* _SOURCE MATERIAL_
※ ※ ※

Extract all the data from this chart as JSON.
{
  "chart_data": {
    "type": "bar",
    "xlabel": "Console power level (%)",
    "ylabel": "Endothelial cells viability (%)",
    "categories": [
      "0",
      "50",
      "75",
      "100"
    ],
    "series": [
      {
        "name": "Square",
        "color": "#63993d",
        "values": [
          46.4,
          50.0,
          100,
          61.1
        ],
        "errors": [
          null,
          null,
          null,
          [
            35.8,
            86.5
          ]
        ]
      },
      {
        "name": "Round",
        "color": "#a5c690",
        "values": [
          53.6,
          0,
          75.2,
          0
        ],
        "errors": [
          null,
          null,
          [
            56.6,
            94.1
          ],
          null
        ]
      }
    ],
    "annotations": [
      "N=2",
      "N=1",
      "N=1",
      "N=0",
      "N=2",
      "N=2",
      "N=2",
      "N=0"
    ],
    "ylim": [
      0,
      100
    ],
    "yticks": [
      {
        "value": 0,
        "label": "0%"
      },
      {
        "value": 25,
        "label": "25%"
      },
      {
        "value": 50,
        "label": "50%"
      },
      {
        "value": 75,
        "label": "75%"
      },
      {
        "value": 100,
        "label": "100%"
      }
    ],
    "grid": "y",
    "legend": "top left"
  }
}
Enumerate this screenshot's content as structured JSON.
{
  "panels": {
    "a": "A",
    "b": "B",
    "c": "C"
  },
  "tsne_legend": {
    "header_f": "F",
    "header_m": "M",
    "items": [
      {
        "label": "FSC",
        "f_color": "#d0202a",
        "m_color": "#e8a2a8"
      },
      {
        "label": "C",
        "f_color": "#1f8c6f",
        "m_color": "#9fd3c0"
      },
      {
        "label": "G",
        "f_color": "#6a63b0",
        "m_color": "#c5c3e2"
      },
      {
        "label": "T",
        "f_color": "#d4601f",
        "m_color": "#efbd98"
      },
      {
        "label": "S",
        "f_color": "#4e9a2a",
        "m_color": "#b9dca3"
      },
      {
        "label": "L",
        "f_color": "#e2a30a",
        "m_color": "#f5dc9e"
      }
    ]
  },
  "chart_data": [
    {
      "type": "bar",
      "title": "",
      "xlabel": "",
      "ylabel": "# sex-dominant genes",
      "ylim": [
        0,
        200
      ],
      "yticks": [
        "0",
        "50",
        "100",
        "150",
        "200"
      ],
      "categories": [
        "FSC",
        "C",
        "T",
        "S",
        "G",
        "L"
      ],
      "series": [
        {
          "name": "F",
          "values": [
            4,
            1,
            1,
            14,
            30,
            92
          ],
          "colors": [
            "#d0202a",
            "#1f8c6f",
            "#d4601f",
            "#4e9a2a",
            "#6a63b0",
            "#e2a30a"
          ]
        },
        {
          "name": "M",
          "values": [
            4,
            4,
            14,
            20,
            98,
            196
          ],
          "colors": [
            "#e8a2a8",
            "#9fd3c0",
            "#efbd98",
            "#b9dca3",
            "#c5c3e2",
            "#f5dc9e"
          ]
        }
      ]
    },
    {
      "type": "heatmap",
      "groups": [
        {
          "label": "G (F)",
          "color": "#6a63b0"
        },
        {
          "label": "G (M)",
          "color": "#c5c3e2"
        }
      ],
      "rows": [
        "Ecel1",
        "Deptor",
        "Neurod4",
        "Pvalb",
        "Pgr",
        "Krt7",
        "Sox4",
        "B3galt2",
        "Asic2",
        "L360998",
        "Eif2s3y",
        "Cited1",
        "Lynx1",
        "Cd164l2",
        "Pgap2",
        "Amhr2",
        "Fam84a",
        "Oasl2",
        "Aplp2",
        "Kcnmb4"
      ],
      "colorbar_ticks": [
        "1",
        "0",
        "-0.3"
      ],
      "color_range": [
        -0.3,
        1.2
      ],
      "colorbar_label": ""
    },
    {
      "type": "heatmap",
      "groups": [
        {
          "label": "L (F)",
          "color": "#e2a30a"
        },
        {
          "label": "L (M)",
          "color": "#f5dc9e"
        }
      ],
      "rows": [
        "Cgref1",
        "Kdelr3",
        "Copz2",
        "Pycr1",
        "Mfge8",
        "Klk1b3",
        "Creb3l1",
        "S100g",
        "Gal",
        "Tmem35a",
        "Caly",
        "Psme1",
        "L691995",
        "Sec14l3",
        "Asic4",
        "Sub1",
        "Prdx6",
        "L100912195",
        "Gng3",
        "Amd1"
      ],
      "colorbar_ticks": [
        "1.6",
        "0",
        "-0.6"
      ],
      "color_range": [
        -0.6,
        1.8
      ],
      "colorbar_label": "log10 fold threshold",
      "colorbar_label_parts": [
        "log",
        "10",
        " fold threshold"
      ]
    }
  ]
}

※ ※ ※

* _PROBLEM DETAILS_
Retype the material word for word, including every line.

* _COMPLETED EXERCISE_
Extract all the data from this chart as JSON.
{
  "chart_data": {
    "type": "bar",
    "xlabel": "Console power level (%)",
    "ylabel": "Endothelial cells viability (%)",
    "categories": [
      "0",
      "50",
      "75",
      "100"
    ],
    "series": [
      {
        "name": "Square",
        "color": "#63993d",
        "values": [
          46.4,
          50.0,
          100,
          61.1
        ],
        "errors": [
          null,
          null,
          null,
          [
            35.8,
            86.5
          ]
        ]
      },
      {
        "name": "Round",
        "color": "#a5c690",
        "values": [
          53.6,
          0,
          75.2,
          0
        ],
        "errors": [
          null,
          null,
          [
            56.6,
            94.1
          ],
          null
        ]
      }
    ],
    "annotations": [
      "N=2",
      "N=1",
      "N=1",
      "N=0",
      "N=2",
      "N=2",
      "N=2",
      "N=0"
    ],
    "ylim": [
      0,
      100
    ],
    "yticks": [
      {
        "value": 0,
        "label": "0%"
      },
      {
        "value": 25,
        "label": "25%"
      },
      {
        "value": 50,
        "label": "50%"
      },
      {
        "value": 75,
        "label": "75%"
      },
      {
        "value": 100,
        "label": "100%"
      }
    ],
    "grid": "y",
    "legend": "top left"
  }
}
Enumerate this screenshot's content as structured JSON.
{
  "panels": {
    "a": "A",
    "b": "B",
    "c": "C"
  },
  "tsne_legend": {
    "header_f": "F",
    "header_m": "M",
    "items": [
      {
        "label": "FSC",
        "f_color": "#d0202a",
        "m_color": "#e8a2a8"
      },
      {
        "label": "C",
        "f_color": "#1f8c6f",
        "m_color": "#9fd3c0"
      },
      {
        "label": "G",
        "f_color": "#6a63b0",
        "m_color": "#c5c3e2"
      },
      {
        "label": "T",
        "f_color": "#d4601f",
        "m_color": "#efbd98"
      },
      {
        "label": "S",
        "f_color": "#4e9a2a",
        "m_color": "#b9dca3"
      },
      {
        "label": "L",
        "f_color": "#e2a30a",
        "m_color": "#f5dc9e"
      }
    ]
  },
  "chart_data": [
    {
      "type": "bar",
      "title": "",
      "xlabel": "",
      "ylabel": "# sex-dominant genes",
      "ylim": [
        0,
        200
      ],
      "yticks": [
        "0",
        "50",
        "100",
        "150",
        "200"
      ],
      "categories": [
        "FSC",
        "C",
        "T",
        "S",
        "G",
        "L"
      ],
      "series": [
        {
          "name": "F",
          "values": [
            4,
            1,
            1,
            14,
            30,
            92
          ],
          "colors": [
            "#d0202a",
            "#1f8c6f",
            "#d4601f",
            "#4e9a2a",
            "#6a63b0",
            "#e2a30a"
          ]
        },
        {
          "name": "M",
          "values": [
            4,
            4,
            14,
            20,
            98,
            196
          ],
          "colors": [
            "#e8a2a8",
            "#9fd3c0",
            "#efbd98",
            "#b9dca3",
            "#c5c3e2",
            "#f5dc9e"
          ]
        }
      ]
    },
    {
      "type": "heatmap",
      "groups": [
        {
          "label": "G (F)",
          "color": "#6a63b0"
        },
        {
          "label": "G (M)",
          "color": "#c5c3e2"
        }
      ],
      "rows": [
        "Ecel1",
        "Deptor",
        "Neurod4",
        "Pvalb",
        "Pgr",
        "Krt7",
        "Sox4",
        "B3galt2",
        "Asic2",
        "L360998",
        "Eif2s3y",
        "Cited1",
        "Lynx1",
        "Cd164l2",
        "Pgap2",
        "Amhr2",
        "Fam84a",
        "Oasl2",
        "Aplp2",
        "Kcnmb4"
      ],
      "colorbar_ticks": [
        "1",
        "0",
        "-0.3"
      ],
      "color_range": [
        -0.3,
        1.2
      ],
      "colorbar_label": ""
    },
    {
      "type": "heatmap",
      "groups": [
        {
          "label": "L (F)",
          "color": "#e2a30a"
        },
        {
          "label": "L (M)",
          "color": "#f5dc9e"
        }
      ],
      "rows": [
        "Cgref1",
        "Kdelr3",
        "Copz2",
        "Pycr1",
        "Mfge8",
        "Klk1b3",
        "Creb3l1",
        "S100g",
        "Gal",
        "Tmem35a",
        "Caly",
        "Psme1",
        "L691995",
        "Sec14l3",
        "Asic4",
        "Sub1",
        "Prdx6",
        "L100912195",
        "Gng3",
        "Amd1"
      ],
      "colorbar_ticks": [
        "1.6",
        "0",
        "-0.6"
      ],
      "color_range": [
        -0.6,
        1.8
      ],
      "colorbar_label": "log10 fold threshold",
      "colorbar_label_parts": [
        "log",
        "10",
        " fold threshold"
      ]
    }
  ]
}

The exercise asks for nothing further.